All the records that follow need to be reproduced exactly. Omit the images.

* * * * * * * * *

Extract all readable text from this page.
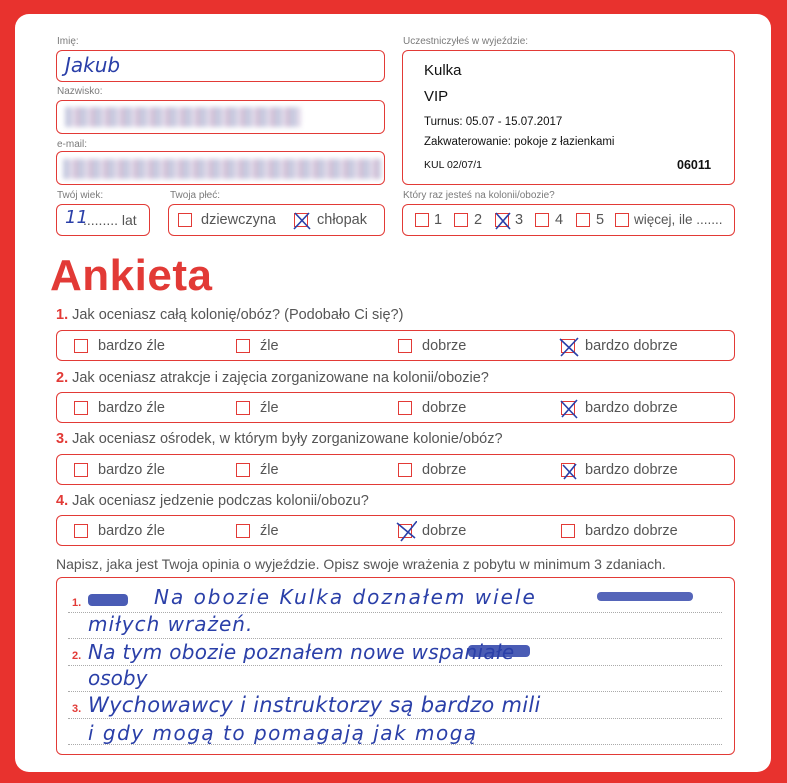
Imię:
Jakub
Nazwisko:
e-mail:
Twój wiek:
11
......... lat
Twoja płeć:
dziewczyna	chłopak
Uczestniczyłeś w wyjeździe:
Kulka
VIP
Turnus: 05.07 - 15.07.2017
Zakwaterowanie: pokoje z łazienkami
KUL 02/07/1	06011
Który raz jesteś na kolonii/obozie?
1 2 3 4 5 więcej, ile .......
Ankieta
1. Jak oceniasz całą kolonię/obóz? (Podobało Ci się?)
bardzo źle	źle	dobrze	bardzo dobrze
2. Jak oceniasz atrakcje i zajęcia zorganizowane na kolonii/obozie?
bardzo źle	źle	dobrze	bardzo dobrze
3. Jak oceniasz ośrodek, w którym były zorganizowane kolonie/obóz?
bardzo źle	źle	dobrze	bardzo dobrze
4. Jak oceniasz jedzenie podczas kolonii/obozu?
bardzo źle	źle	dobrze	bardzo dobrze
Napisz, jaka jest Twoja opinia o wyjeździe. Opisz swoje wrażenia z pobytu w minimum 3 zdaniach.
1.
2.
3.
Na obozie Kulka doznałem wiele
miłych wrażeń.
Na tym obozie poznałem nowe wspaniałe
osoby
Wychowawcy i instruktorzy są bardzo mili
i gdy mogą to pomagają jak mogą
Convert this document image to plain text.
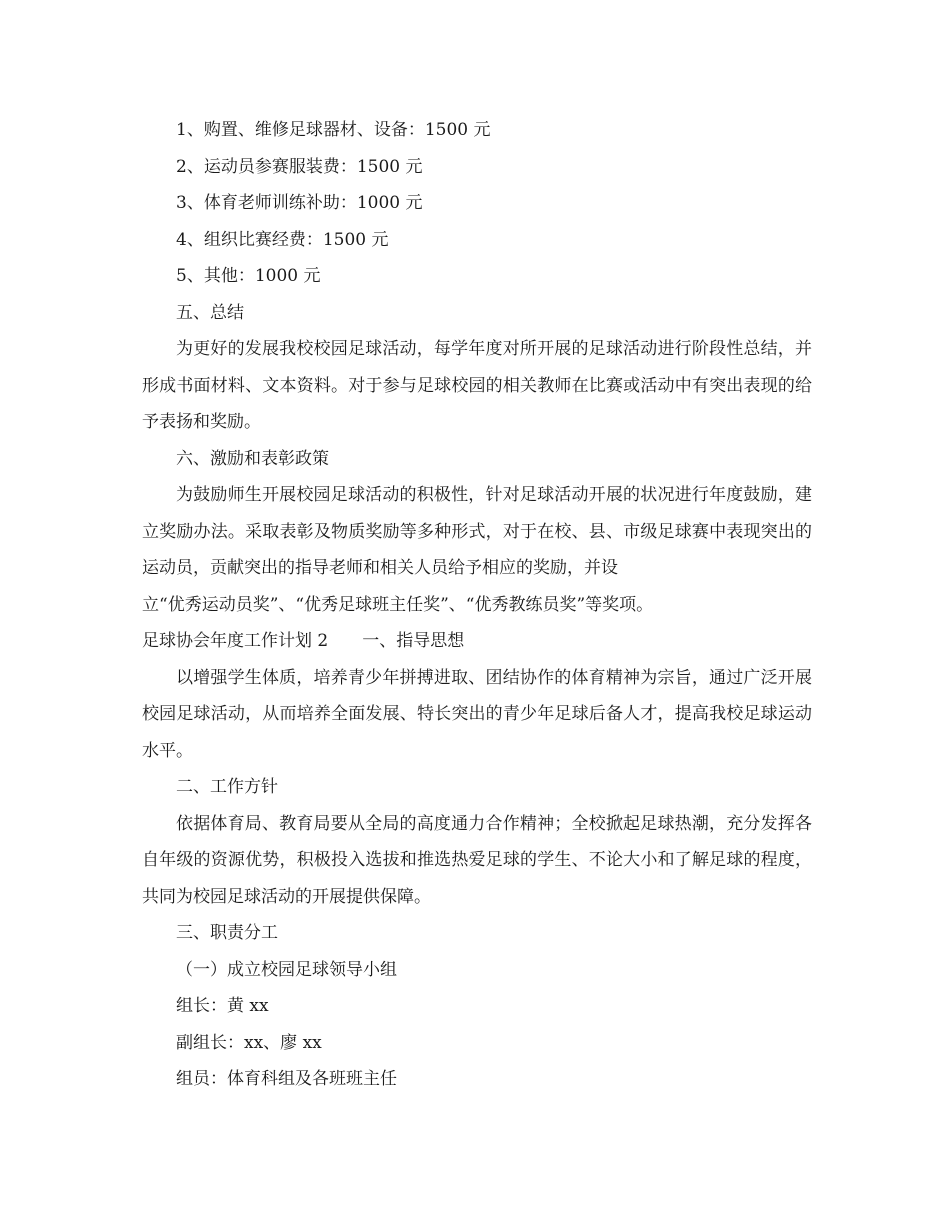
1、购置、维修足球器材、设备：1500 元

2、运动员参赛服装费：1500 元

3、体育老师训练补助：1000 元

4、组织比赛经费：1500 元

5、其他：1000 元

五、总结

为更好的发展我校校园足球活动，每学年度对所开展的足球活动进行阶段性总结，并形成书面材料、文本资料。对于参与足球校园的相关教师在比赛或活动中有突出表现的给予表扬和奖励。

六、激励和表彰政策

为鼓励师生开展校园足球活动的积极性，针对足球活动开展的状况进行年度鼓励，建立奖励办法。采取表彰及物质奖励等多种形式，对于在校、县、市级足球赛中表现突出的运动员，贡献突出的指导老师和相关人员给予相应的奖励，并设

立“优秀运动员奖”、“优秀足球班主任奖”、“优秀教练员奖”等奖项。

足球协会年度工作计划 2 一、指导思想

以增强学生体质，培养青少年拼搏进取、团结协作的体育精神为宗旨，通过广泛开展校园足球活动，从而培养全面发展、特长突出的青少年足球后备人才，提高我校足球运动水平。

二、工作方针

依据体育局、教育局要从全局的高度通力合作精神；全校掀起足球热潮，充分发挥各自年级的资源优势，积极投入选拔和推选热爱足球的学生、不论大小和了解足球的程度，共同为校园足球活动的开展提供保障。

三、职责分工

（一）成立校园足球领导小组

组长：黄 xx

副组长：xx、廖 xx

组员：体育科组及各班班主任
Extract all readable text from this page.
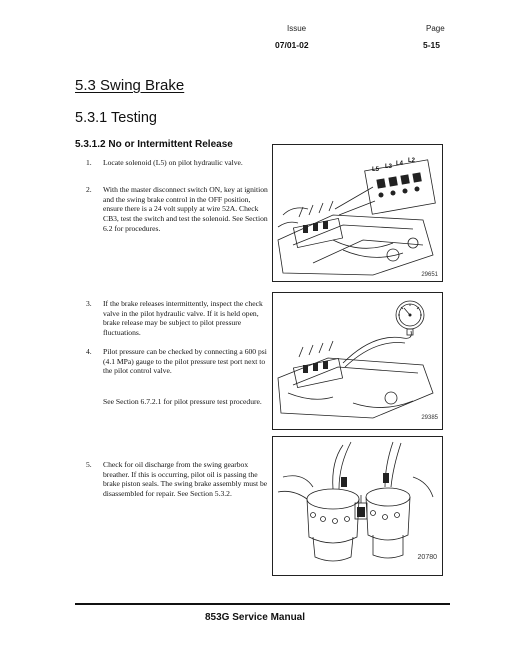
Issue	Page
07/01-02	5-15
5.3 Swing Brake
5.3.1 Testing
5.3.1.2 No or Intermittent Release
1. Locate solenoid (L5) on pilot hydraulic valve.
2. With the master disconnect switch ON, key at ignition and the swing brake control in the OFF position, ensure there is a 24 volt supply at wire 52A. Check CB3, test the switch and test the solenoid. See Section 6.2 for procedures.
3. If the brake releases intermittently, inspect the check valve in the pilot hydraulic valve. If it is held open, brake release may be subject to pilot pressure fluctuations.
4. Pilot pressure can be checked by connecting a 600 psi (4.1 MPa) gauge to the pilot pressure test port next to the pilot control valve.
See Section 6.7.2.1 for pilot pressure test procedure.
5. Check for oil discharge from the swing gearbox breather. If this is occurring, pilot oil is passing the brake piston seals. The swing brake assembly must be disassembled for repair. See Section 5.3.2.
L5 L3 L4 L2
29651
29385
20780
853G Service Manual
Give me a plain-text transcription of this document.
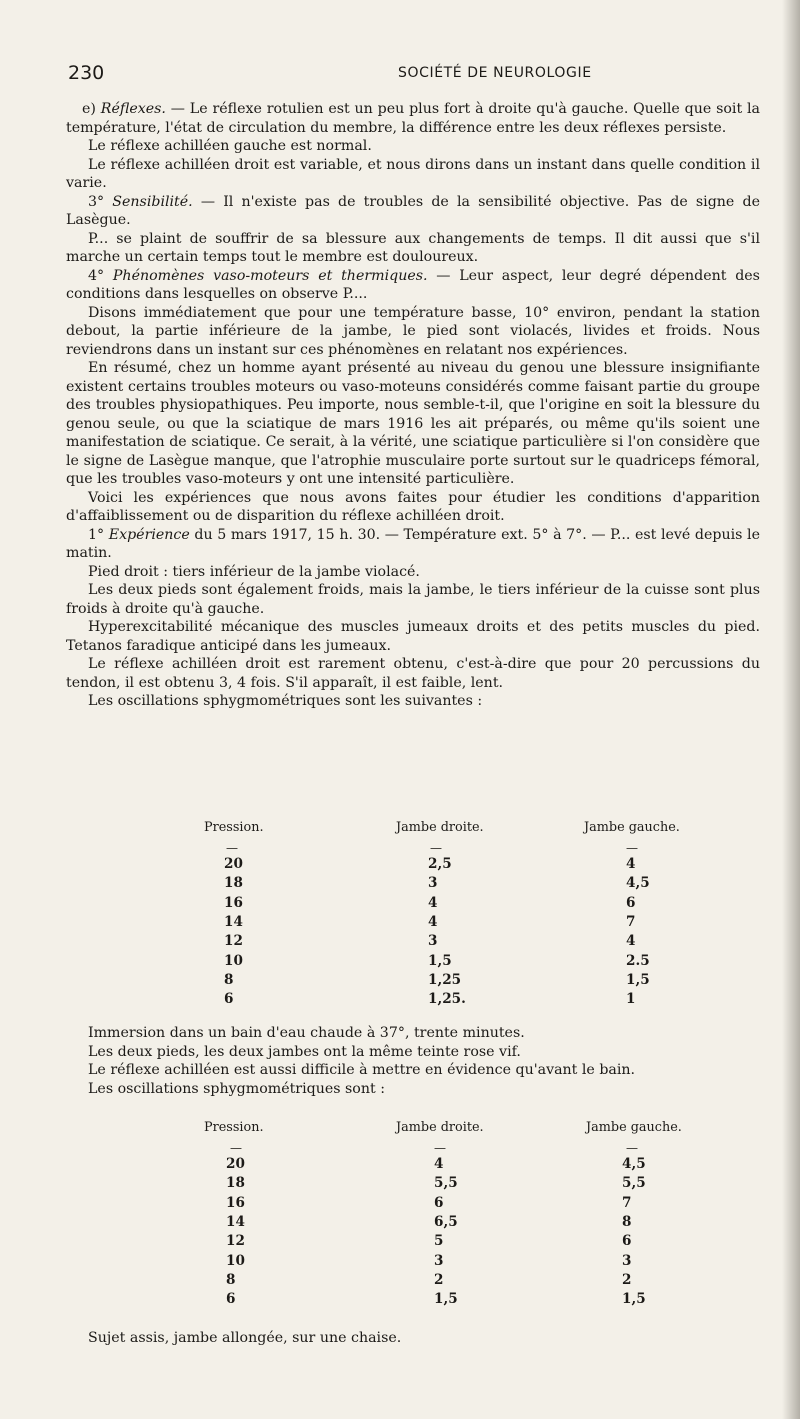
230	SOCIÉTÉ DE NEUROLOGIE

e) Réflexes. — Le réflexe rotulien est un peu plus fort à droite qu'à gauche. Quelle que soit la température, l'état de circulation du membre, la différence entre les deux réflexes persiste.

Le réflexe achilléen gauche est normal.

Le réflexe achilléen droit est variable, et nous dirons dans un instant dans quelle condition il varie.

3° Sensibilité. — Il n'existe pas de troubles de la sensibilité objective. Pas de signe de Lasègue.

P... se plaint de souffrir de sa blessure aux changements de temps. Il dit aussi que s'il marche un certain temps tout le membre est douloureux.

4° Phénomènes vaso-moteurs et thermiques. — Leur aspect, leur degré dépendent des conditions dans lesquelles on observe P....

Disons immédiatement que pour une température basse, 10° environ, pendant la station debout, la partie inférieure de la jambe, le pied sont violacés, livides et froids. Nous reviendrons dans un instant sur ces phénomènes en relatant nos expériences.

En résumé, chez un homme ayant présenté au niveau du genou une blessure insignifiante existent certains troubles moteurs ou vaso-moteuns considérés comme faisant partie du groupe des troubles physiopathiques. Peu importe, nous semble-t-il, que l'origine en soit la blessure du genou seule, ou que la sciatique de mars 1916 les ait préparés, ou même qu'ils soient une manifestation de sciatique. Ce serait, à la vérité, une sciatique particulière si l'on considère que le signe de Lasègue manque, que l'atrophie musculaire porte surtout sur le quadriceps fémoral, que les troubles vaso-moteurs y ont une intensité particulière.

Voici les expériences que nous avons faites pour étudier les conditions d'apparition d'affaiblissement ou de disparition du réflexe achilléen droit.

1° Expérience du 5 mars 1917, 15 h. 30. — Température ext. 5° à 7°. — P... est levé depuis le matin.

Pied droit : tiers inférieur de la jambe violacé.

Les deux pieds sont également froids, mais la jambe, le tiers inférieur de la cuisse sont plus froids à droite qu'à gauche.

Hyperexcitabilité mécanique des muscles jumeaux droits et des petits muscles du pied. Tetanos faradique anticipé dans les jumeaux.

Le réflexe achilléen droit est rarement obtenu, c'est-à-dire que pour 20 percussions du tendon, il est obtenu 3, 4 fois. S'il apparaît, il est faible, lent.

Les oscillations sphygmométriques sont les suivantes :

Pression.	Jambe droite.	Jambe gauche.
—	—	—
20	2,5	4
18	3	4,5
16	4	6
14	4	7
12	3	4
10	1,5	2.5
8	1,25	1,5
6	1,25.	1

Immersion dans un bain d'eau chaude à 37°, trente minutes.

Les deux pieds, les deux jambes ont la même teinte rose vif.

Le réflexe achilléen est aussi difficile à mettre en évidence qu'avant le bain.

Les oscillations sphygmométriques sont :

Pression.	Jambe droite.	Jambe gauche.
—	—	—
20	4	4,5
18	5,5	5,5
16	6	7
14	6,5	8
12	5	6
10	3	3
8	2	2
6	1,5	1,5
Sujet assis, jambe allongée, sur une chaise.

* * * * * * * * *

Result of this task —
Extract all readable text from this page.
Imię:
Jakub
Nazwisko:
e-mail:
Twój wiek:
11
......... lat
Twoja płeć:
dziewczyna	chłopak
Uczestniczyłeś w wyjeździe:
Kulka
VIP
Turnus: 05.07 - 15.07.2017
Zakwaterowanie: pokoje z łazienkami
KUL 02/07/1	06011
Który raz jesteś na kolonii/obozie?
1 2 3 4 5 więcej, ile .......
Ankieta
1. Jak oceniasz całą kolonię/obóz? (Podobało Ci się?)
bardzo źle	źle	dobrze	bardzo dobrze
2. Jak oceniasz atrakcje i zajęcia zorganizowane na kolonii/obozie?
bardzo źle	źle	dobrze	bardzo dobrze
3. Jak oceniasz ośrodek, w którym były zorganizowane kolonie/obóz?
bardzo źle	źle	dobrze	bardzo dobrze
4. Jak oceniasz jedzenie podczas kolonii/obozu?
bardzo źle	źle	dobrze	bardzo dobrze
Napisz, jaka jest Twoja opinia o wyjeździe. Opisz swoje wrażenia z pobytu w minimum 3 zdaniach.
1.
2.
3.
Na obozie Kulka doznałem wiele
miłych wrażeń.
Na tym obozie poznałem nowe wspaniałe
osoby
Wychowawcy i instruktorzy są bardzo mili
i gdy mogą to pomagają jak mogą
Convert this document image to plain text.
1、购置、维修足球器材、设备：1500 元

2、运动员参赛服装费：1500 元

3、体育老师训练补助：1000 元

4、组织比赛经费：1500 元

5、其他：1000 元

五、总结

为更好的发展我校校园足球活动，每学年度对所开展的足球活动进行阶段性总结，并形成书面材料、文本资料。对于参与足球校园的相关教师在比赛或活动中有突出表现的给予表扬和奖励。

六、激励和表彰政策

为鼓励师生开展校园足球活动的积极性，针对足球活动开展的状况进行年度鼓励，建立奖励办法。采取表彰及物质奖励等多种形式，对于在校、县、市级足球赛中表现突出的运动员，贡献突出的指导老师和相关人员给予相应的奖励，并设

立“优秀运动员奖”、“优秀足球班主任奖”、“优秀教练员奖”等奖项。

足球协会年度工作计划 2 一、指导思想

以增强学生体质，培养青少年拼搏进取、团结协作的体育精神为宗旨，通过广泛开展校园足球活动，从而培养全面发展、特长突出的青少年足球后备人才，提高我校足球运动水平。

二、工作方针

依据体育局、教育局要从全局的高度通力合作精神；全校掀起足球热潮，充分发挥各自年级的资源优势，积极投入选拔和推选热爱足球的学生、不论大小和了解足球的程度，共同为校园足球活动的开展提供保障。

三、职责分工

（一）成立校园足球领导小组

组长：黄 xx

副组长：xx、廖 xx

组员：体育科组及各班班主任
Extract all readable text from this page.
Issue	Page
07/01-02	5-15
5.3 Swing Brake
5.3.1 Testing
5.3.1.2 No or Intermittent Release
1. Locate solenoid (L5) on pilot hydraulic valve.
2. With the master disconnect switch ON, key at ignition and the swing brake control in the OFF position, ensure there is a 24 volt supply at wire 52A. Check CB3, test the switch and test the solenoid. See Section 6.2 for procedures.
3. If the brake releases intermittently, inspect the check valve in the pilot hydraulic valve. If it is held open, brake release may be subject to pilot pressure fluctuations.
4. Pilot pressure can be checked by connecting a 600 psi (4.1 MPa) gauge to the pilot pressure test port next to the pilot control valve.
See Section 6.7.2.1 for pilot pressure test procedure.
5. Check for oil discharge from the swing gearbox breather. If this is occurring, pilot oil is passing the brake piston seals. The swing brake assembly must be disassembled for repair. See Section 5.3.2.
L5 L3 L4 L2
29651
29385
20780
853G Service Manual
Give me a plain-text transcription of this document.
230	SOCIÉTÉ DE NEUROLOGIE

e) Réflexes. — Le réflexe rotulien est un peu plus fort à droite qu'à gauche. Quelle que soit la température, l'état de circulation du membre, la différence entre les deux réflexes persiste.

Le réflexe achilléen gauche est normal.

Le réflexe achilléen droit est variable, et nous dirons dans un instant dans quelle condition il varie.

3° Sensibilité. — Il n'existe pas de troubles de la sensibilité objective. Pas de signe de Lasègue.

P... se plaint de souffrir de sa blessure aux changements de temps. Il dit aussi que s'il marche un certain temps tout le membre est douloureux.

4° Phénomènes vaso-moteurs et thermiques. — Leur aspect, leur degré dépendent des conditions dans lesquelles on observe P....

Disons immédiatement que pour une température basse, 10° environ, pendant la station debout, la partie inférieure de la jambe, le pied sont violacés, livides et froids. Nous reviendrons dans un instant sur ces phénomènes en relatant nos expériences.

En résumé, chez un homme ayant présenté au niveau du genou une blessure insignifiante existent certains troubles moteurs ou vaso-moteuns considérés comme faisant partie du groupe des troubles physiopathiques. Peu importe, nous semble-t-il, que l'origine en soit la blessure du genou seule, ou que la sciatique de mars 1916 les ait préparés, ou même qu'ils soient une manifestation de sciatique. Ce serait, à la vérité, une sciatique particulière si l'on considère que le signe de Lasègue manque, que l'atrophie musculaire porte surtout sur le quadriceps fémoral, que les troubles vaso-moteurs y ont une intensité particulière.

Voici les expériences que nous avons faites pour étudier les conditions d'apparition d'affaiblissement ou de disparition du réflexe achilléen droit.

1° Expérience du 5 mars 1917, 15 h. 30. — Température ext. 5° à 7°. — P... est levé depuis le matin.

Pied droit : tiers inférieur de la jambe violacé.

Les deux pieds sont également froids, mais la jambe, le tiers inférieur de la cuisse sont plus froids à droite qu'à gauche.

Hyperexcitabilité mécanique des muscles jumeaux droits et des petits muscles du pied. Tetanos faradique anticipé dans les jumeaux.

Le réflexe achilléen droit est rarement obtenu, c'est-à-dire que pour 20 percussions du tendon, il est obtenu 3, 4 fois. S'il apparaît, il est faible, lent.

Les oscillations sphygmométriques sont les suivantes :

Pression.	Jambe droite.	Jambe gauche.
—	—	—
20	2,5	4
18	3	4,5
16	4	6
14	4	7
12	3	4
10	1,5	2.5
8	1,25	1,5
6	1,25.	1

Immersion dans un bain d'eau chaude à 37°, trente minutes.

Les deux pieds, les deux jambes ont la même teinte rose vif.

Le réflexe achilléen est aussi difficile à mettre en évidence qu'avant le bain.

Les oscillations sphygmométriques sont :

Pression.	Jambe droite.	Jambe gauche.
—	—	—
20	4	4,5
18	5,5	5,5
16	6	7
14	6,5	8
12	5	6
10	3	3
8	2	2
6	1,5	1,5
Sujet assis, jambe allongée, sur une chaise.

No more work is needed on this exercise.